--- SHORT TASK ---
Any picture among the records should be left out, please; retype the rest exactly.

--- DATA FOR THIS EXERCISE ---
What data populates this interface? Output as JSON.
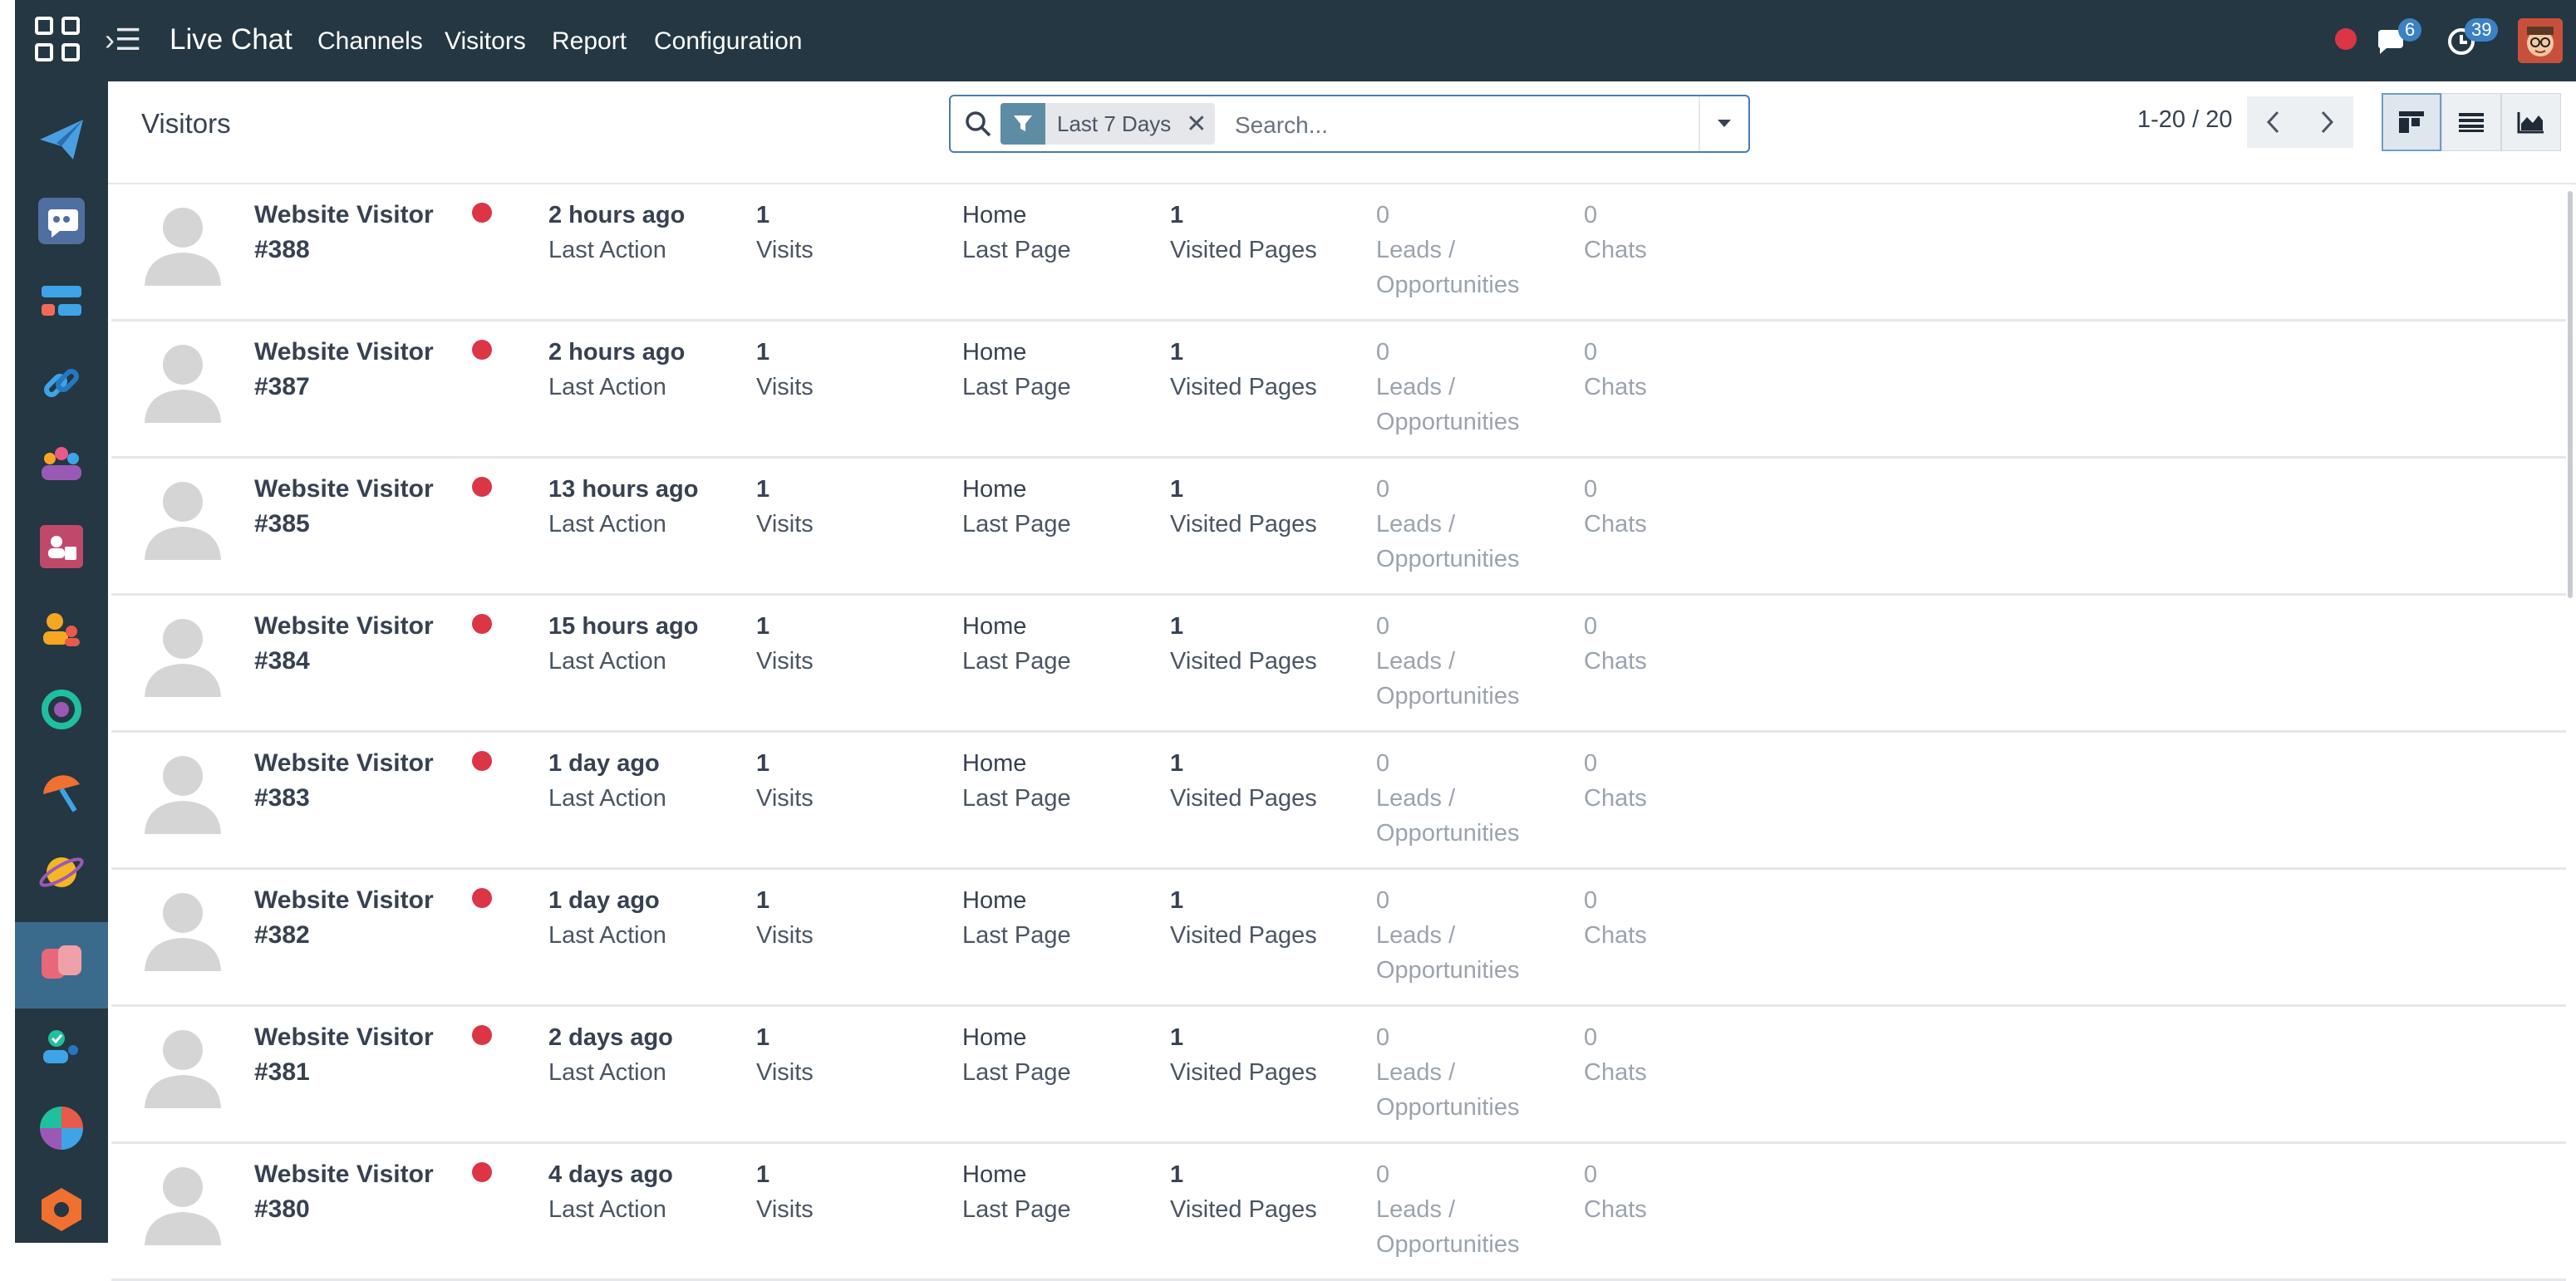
{
  "topbar": {
    "app_title": "Live Chat",
    "nav": [
      "Channels",
      "Visitors",
      "Report",
      "Configuration"
    ],
    "messages_badge": "6",
    "activities_badge": "39",
    "colors": {
      "navbar": "#243742",
      "status_red": "#dc3545",
      "badge": "#3b82c4"
    }
  },
  "sidebar": {
    "apps": [
      "email-marketing-icon",
      "chatbot-icon",
      "events-icon",
      "link-tracker-icon",
      "employees-icon",
      "payroll-icon",
      "appraisals-icon",
      "quality-icon",
      "field-service-icon",
      "planning-icon",
      "live-chat-icon",
      "approvals-icon",
      "dashboards-icon",
      "iot-icon"
    ]
  },
  "control": {
    "breadcrumb": "Visitors",
    "filter_facet": "Last 7 Days",
    "search_placeholder": "Search...",
    "pager": "1-20 / 20",
    "views": [
      "kanban-view-icon",
      "list-view-icon",
      "graph-view-icon"
    ]
  },
  "labels": {
    "last_action": "Last Action",
    "visits": "Visits",
    "last_page": "Last Page",
    "visited_pages": "Visited Pages",
    "leads_1": "Leads /",
    "leads_2": "Opportunities",
    "chats": "Chats"
  },
  "visitors": [
    {
      "name_1": "Website Visitor",
      "name_2": "#388",
      "last_action": "2 hours ago",
      "visits": "1",
      "last_page": "Home",
      "visited_pages": "1",
      "leads": "0",
      "chats": "0"
    },
    {
      "name_1": "Website Visitor",
      "name_2": "#387",
      "last_action": "2 hours ago",
      "visits": "1",
      "last_page": "Home",
      "visited_pages": "1",
      "leads": "0",
      "chats": "0"
    },
    {
      "name_1": "Website Visitor",
      "name_2": "#385",
      "last_action": "13 hours ago",
      "visits": "1",
      "last_page": "Home",
      "visited_pages": "1",
      "leads": "0",
      "chats": "0"
    },
    {
      "name_1": "Website Visitor",
      "name_2": "#384",
      "last_action": "15 hours ago",
      "visits": "1",
      "last_page": "Home",
      "visited_pages": "1",
      "leads": "0",
      "chats": "0"
    },
    {
      "name_1": "Website Visitor",
      "name_2": "#383",
      "last_action": "1 day ago",
      "visits": "1",
      "last_page": "Home",
      "visited_pages": "1",
      "leads": "0",
      "chats": "0"
    },
    {
      "name_1": "Website Visitor",
      "name_2": "#382",
      "last_action": "1 day ago",
      "visits": "1",
      "last_page": "Home",
      "visited_pages": "1",
      "leads": "0",
      "chats": "0"
    },
    {
      "name_1": "Website Visitor",
      "name_2": "#381",
      "last_action": "2 days ago",
      "visits": "1",
      "last_page": "Home",
      "visited_pages": "1",
      "leads": "0",
      "chats": "0"
    },
    {
      "name_1": "Website Visitor",
      "name_2": "#380",
      "last_action": "4 days ago",
      "visits": "1",
      "last_page": "Home",
      "visited_pages": "1",
      "leads": "0",
      "chats": "0"
    }
  ]
}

--- TASK SOLUTION ---
What data populates this interface? Output as JSON.
{
  "topbar": {
    "app_title": "Live Chat",
    "nav": [
      "Channels",
      "Visitors",
      "Report",
      "Configuration"
    ],
    "messages_badge": "6",
    "activities_badge": "39",
    "colors": {
      "navbar": "#243742",
      "status_red": "#dc3545",
      "badge": "#3b82c4"
    }
  },
  "sidebar": {
    "apps": [
      "email-marketing-icon",
      "chatbot-icon",
      "events-icon",
      "link-tracker-icon",
      "employees-icon",
      "payroll-icon",
      "appraisals-icon",
      "quality-icon",
      "field-service-icon",
      "planning-icon",
      "live-chat-icon",
      "approvals-icon",
      "dashboards-icon",
      "iot-icon"
    ]
  },
  "control": {
    "breadcrumb": "Visitors",
    "filter_facet": "Last 7 Days",
    "search_placeholder": "Search...",
    "pager": "1-20 / 20",
    "views": [
      "kanban-view-icon",
      "list-view-icon",
      "graph-view-icon"
    ]
  },
  "labels": {
    "last_action": "Last Action",
    "visits": "Visits",
    "last_page": "Last Page",
    "visited_pages": "Visited Pages",
    "leads_1": "Leads /",
    "leads_2": "Opportunities",
    "chats": "Chats"
  },
  "visitors": [
    {
      "name_1": "Website Visitor",
      "name_2": "#388",
      "last_action": "2 hours ago",
      "visits": "1",
      "last_page": "Home",
      "visited_pages": "1",
      "leads": "0",
      "chats": "0"
    },
    {
      "name_1": "Website Visitor",
      "name_2": "#387",
      "last_action": "2 hours ago",
      "visits": "1",
      "last_page": "Home",
      "visited_pages": "1",
      "leads": "0",
      "chats": "0"
    },
    {
      "name_1": "Website Visitor",
      "name_2": "#385",
      "last_action": "13 hours ago",
      "visits": "1",
      "last_page": "Home",
      "visited_pages": "1",
      "leads": "0",
      "chats": "0"
    },
    {
      "name_1": "Website Visitor",
      "name_2": "#384",
      "last_action": "15 hours ago",
      "visits": "1",
      "last_page": "Home",
      "visited_pages": "1",
      "leads": "0",
      "chats": "0"
    },
    {
      "name_1": "Website Visitor",
      "name_2": "#383",
      "last_action": "1 day ago",
      "visits": "1",
      "last_page": "Home",
      "visited_pages": "1",
      "leads": "0",
      "chats": "0"
    },
    {
      "name_1": "Website Visitor",
      "name_2": "#382",
      "last_action": "1 day ago",
      "visits": "1",
      "last_page": "Home",
      "visited_pages": "1",
      "leads": "0",
      "chats": "0"
    },
    {
      "name_1": "Website Visitor",
      "name_2": "#381",
      "last_action": "2 days ago",
      "visits": "1",
      "last_page": "Home",
      "visited_pages": "1",
      "leads": "0",
      "chats": "0"
    },
    {
      "name_1": "Website Visitor",
      "name_2": "#380",
      "last_action": "4 days ago",
      "visits": "1",
      "last_page": "Home",
      "visited_pages": "1",
      "leads": "0",
      "chats": "0"
    }
  ]
}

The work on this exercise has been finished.